• [Written request] Copy out the listing that follows exactly, dropping every picture.

======

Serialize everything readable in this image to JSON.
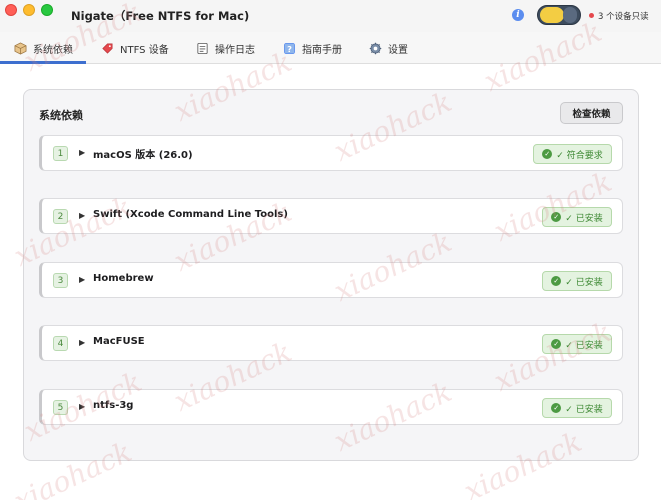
{
  "window": {
    "title": "Nigate（Free NTFS for Mac)",
    "status_text": "3 个设备只读",
    "status_color": "#e5484d",
    "accent": "#3d6fcf"
  },
  "tabs": [
    {
      "label": "系统依赖",
      "icon": "package-icon",
      "active": true
    },
    {
      "label": "NTFS 设备",
      "icon": "tag-icon",
      "active": false
    },
    {
      "label": "操作日志",
      "icon": "log-icon",
      "active": false
    },
    {
      "label": "指南手册",
      "icon": "help-icon",
      "active": false
    },
    {
      "label": "设置",
      "icon": "gear-icon",
      "active": false
    }
  ],
  "panel": {
    "title": "系统依赖",
    "check_button": "检查依赖"
  },
  "dependencies": [
    {
      "index": "1",
      "name": "macOS 版本 (26.0)",
      "status": "✓ 符合要求"
    },
    {
      "index": "2",
      "name": "Swift (Xcode Command Line Tools)",
      "status": "✓ 已安装"
    },
    {
      "index": "3",
      "name": "Homebrew",
      "status": "✓ 已安装"
    },
    {
      "index": "4",
      "name": "MacFUSE",
      "status": "✓ 已安装"
    },
    {
      "index": "5",
      "name": "ntfs-3g",
      "status": "✓ 已安装"
    }
  ],
  "watermark": "xiaohack"
}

======

• [Expected answer]
Serialize everything readable in this image to JSON.
{
  "window": {
    "title": "Nigate（Free NTFS for Mac)",
    "status_text": "3 个设备只读",
    "status_color": "#e5484d",
    "accent": "#3d6fcf"
  },
  "tabs": [
    {
      "label": "系统依赖",
      "icon": "package-icon",
      "active": true
    },
    {
      "label": "NTFS 设备",
      "icon": "tag-icon",
      "active": false
    },
    {
      "label": "操作日志",
      "icon": "log-icon",
      "active": false
    },
    {
      "label": "指南手册",
      "icon": "help-icon",
      "active": false
    },
    {
      "label": "设置",
      "icon": "gear-icon",
      "active": false
    }
  ],
  "panel": {
    "title": "系统依赖",
    "check_button": "检查依赖"
  },
  "dependencies": [
    {
      "index": "1",
      "name": "macOS 版本 (26.0)",
      "status": "✓ 符合要求"
    },
    {
      "index": "2",
      "name": "Swift (Xcode Command Line Tools)",
      "status": "✓ 已安装"
    },
    {
      "index": "3",
      "name": "Homebrew",
      "status": "✓ 已安装"
    },
    {
      "index": "4",
      "name": "MacFUSE",
      "status": "✓ 已安装"
    },
    {
      "index": "5",
      "name": "ntfs-3g",
      "status": "✓ 已安装"
    }
  ],
  "watermark": "xiaohack"
}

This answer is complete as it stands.